PROBLEM STATEMENT: Copy each line below that includes "color".

RECORDED DATA:
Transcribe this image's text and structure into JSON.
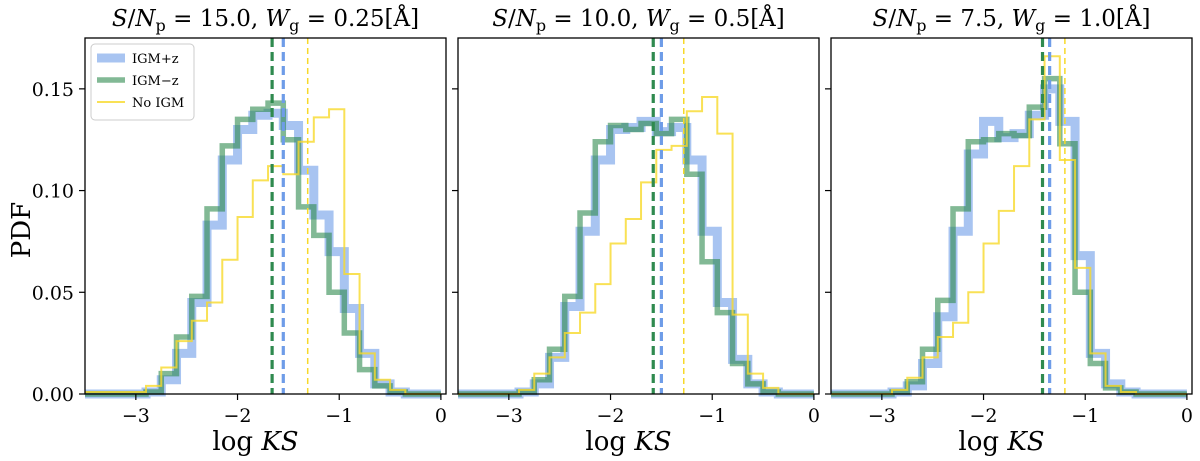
{
  "figure": {
    "ylabel": "PDF",
    "xlabel": "log KS",
    "xlabel_plain": "log ",
    "xlabel_italic": "KS"
  },
  "legend": [
    {
      "label": "IGM+z",
      "color": "#6e9ce8",
      "style": "thick"
    },
    {
      "label": "IGM−z",
      "color": "#2f8a4f",
      "style": "medium"
    },
    {
      "label": "No IGM",
      "color": "#f7d92a",
      "style": "thin"
    }
  ],
  "chart_data": [
    {
      "type": "histogram-step",
      "title": "S/Np = 15.0, Wg = 0.25[Å]",
      "title_parts": {
        "snr": "15.0",
        "wg": "0.25"
      },
      "xlim": [
        -3.5,
        0.05
      ],
      "ylim": [
        0,
        0.175
      ],
      "xticks": [
        -3,
        -2,
        -1,
        0
      ],
      "yticks": [
        0.0,
        0.05,
        0.1,
        0.15
      ],
      "ytick_labels": [
        "0.00",
        "0.05",
        "0.10",
        "0.15"
      ],
      "bin_edges": [
        -3.5,
        -2.9,
        -2.75,
        -2.6,
        -2.45,
        -2.3,
        -2.15,
        -2.0,
        -1.85,
        -1.7,
        -1.55,
        -1.4,
        -1.25,
        -1.1,
        -0.95,
        -0.8,
        -0.65,
        -0.5,
        -0.35,
        0.0
      ],
      "series": [
        {
          "name": "IGM+z",
          "values": [
            0.0,
            0.001,
            0.007,
            0.02,
            0.045,
            0.083,
            0.115,
            0.13,
            0.137,
            0.138,
            0.132,
            0.11,
            0.088,
            0.07,
            0.042,
            0.02,
            0.005,
            0.001,
            0.0
          ]
        },
        {
          "name": "IGM−z",
          "values": [
            0.0,
            0.001,
            0.01,
            0.028,
            0.048,
            0.091,
            0.122,
            0.135,
            0.14,
            0.143,
            0.125,
            0.092,
            0.078,
            0.05,
            0.03,
            0.012,
            0.004,
            0.001,
            0.0
          ]
        },
        {
          "name": "No IGM",
          "values": [
            0.001,
            0.004,
            0.013,
            0.026,
            0.036,
            0.045,
            0.066,
            0.087,
            0.105,
            0.112,
            0.108,
            0.124,
            0.136,
            0.14,
            0.059,
            0.02,
            0.007,
            0.002,
            0.0
          ]
        }
      ],
      "medians": [
        {
          "name": "IGM+z",
          "value": -1.55
        },
        {
          "name": "IGM−z",
          "value": -1.66
        },
        {
          "name": "No IGM",
          "value": -1.31
        }
      ]
    },
    {
      "type": "histogram-step",
      "title": "S/Np = 10.0, Wg = 0.5[Å]",
      "title_parts": {
        "snr": "10.0",
        "wg": "0.5"
      },
      "xlim": [
        -3.5,
        0.05
      ],
      "ylim": [
        0,
        0.175
      ],
      "xticks": [
        -3,
        -2,
        -1,
        0
      ],
      "yticks": [
        0.0,
        0.05,
        0.1,
        0.15
      ],
      "ytick_labels": [
        "0.00",
        "0.05",
        "0.10",
        "0.15"
      ],
      "bin_edges": [
        -3.5,
        -2.9,
        -2.75,
        -2.6,
        -2.45,
        -2.3,
        -2.15,
        -2.0,
        -1.85,
        -1.7,
        -1.55,
        -1.4,
        -1.25,
        -1.1,
        -0.95,
        -0.8,
        -0.65,
        -0.5,
        -0.35,
        0.0
      ],
      "series": [
        {
          "name": "IGM+z",
          "values": [
            0.0,
            0.001,
            0.005,
            0.018,
            0.043,
            0.08,
            0.115,
            0.13,
            0.131,
            0.134,
            0.129,
            0.131,
            0.115,
            0.08,
            0.045,
            0.017,
            0.005,
            0.001,
            0.0
          ]
        },
        {
          "name": "IGM−z",
          "values": [
            0.0,
            0.001,
            0.007,
            0.022,
            0.048,
            0.089,
            0.124,
            0.132,
            0.13,
            0.133,
            0.128,
            0.135,
            0.108,
            0.065,
            0.04,
            0.015,
            0.005,
            0.001,
            0.0
          ]
        },
        {
          "name": "No IGM",
          "values": [
            0.0,
            0.002,
            0.01,
            0.018,
            0.03,
            0.04,
            0.054,
            0.074,
            0.086,
            0.104,
            0.12,
            0.122,
            0.139,
            0.146,
            0.128,
            0.039,
            0.01,
            0.003,
            0.0
          ]
        }
      ],
      "medians": [
        {
          "name": "IGM+z",
          "value": -1.5
        },
        {
          "name": "IGM−z",
          "value": -1.58
        },
        {
          "name": "No IGM",
          "value": -1.28
        }
      ]
    },
    {
      "type": "histogram-step",
      "title": "S/Np = 7.5, Wg = 1.0[Å]",
      "title_parts": {
        "snr": "7.5",
        "wg": "1.0"
      },
      "xlim": [
        -3.5,
        0.05
      ],
      "ylim": [
        0,
        0.175
      ],
      "xticks": [
        -3,
        -2,
        -1,
        0
      ],
      "yticks": [
        0.0,
        0.05,
        0.1,
        0.15
      ],
      "ytick_labels": [
        "0.00",
        "0.05",
        "0.10",
        "0.15"
      ],
      "bin_edges": [
        -3.5,
        -2.9,
        -2.75,
        -2.6,
        -2.45,
        -2.3,
        -2.15,
        -2.0,
        -1.85,
        -1.7,
        -1.55,
        -1.4,
        -1.25,
        -1.1,
        -0.95,
        -0.8,
        -0.65,
        -0.5,
        -0.35,
        0.0
      ],
      "series": [
        {
          "name": "IGM+z",
          "values": [
            0.0,
            0.001,
            0.004,
            0.015,
            0.038,
            0.08,
            0.118,
            0.134,
            0.126,
            0.128,
            0.137,
            0.15,
            0.134,
            0.068,
            0.02,
            0.005,
            0.001,
            0.0,
            0.0
          ]
        },
        {
          "name": "IGM−z",
          "values": [
            0.0,
            0.001,
            0.006,
            0.022,
            0.046,
            0.091,
            0.124,
            0.125,
            0.128,
            0.127,
            0.141,
            0.155,
            0.123,
            0.05,
            0.015,
            0.003,
            0.001,
            0.0,
            0.0
          ]
        },
        {
          "name": "No IGM",
          "values": [
            0.0,
            0.002,
            0.008,
            0.018,
            0.028,
            0.035,
            0.05,
            0.074,
            0.09,
            0.112,
            0.135,
            0.166,
            0.115,
            0.062,
            0.02,
            0.004,
            0.001,
            0.0,
            0.0
          ]
        }
      ],
      "medians": [
        {
          "name": "IGM+z",
          "value": -1.35
        },
        {
          "name": "IGM−z",
          "value": -1.42
        },
        {
          "name": "No IGM",
          "value": -1.2
        }
      ]
    }
  ]
}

COMPLETE RESPONSE:
      "color": "#6e9ce8",
      "color": "#2f8a4f",
      "color": "#f7d92a",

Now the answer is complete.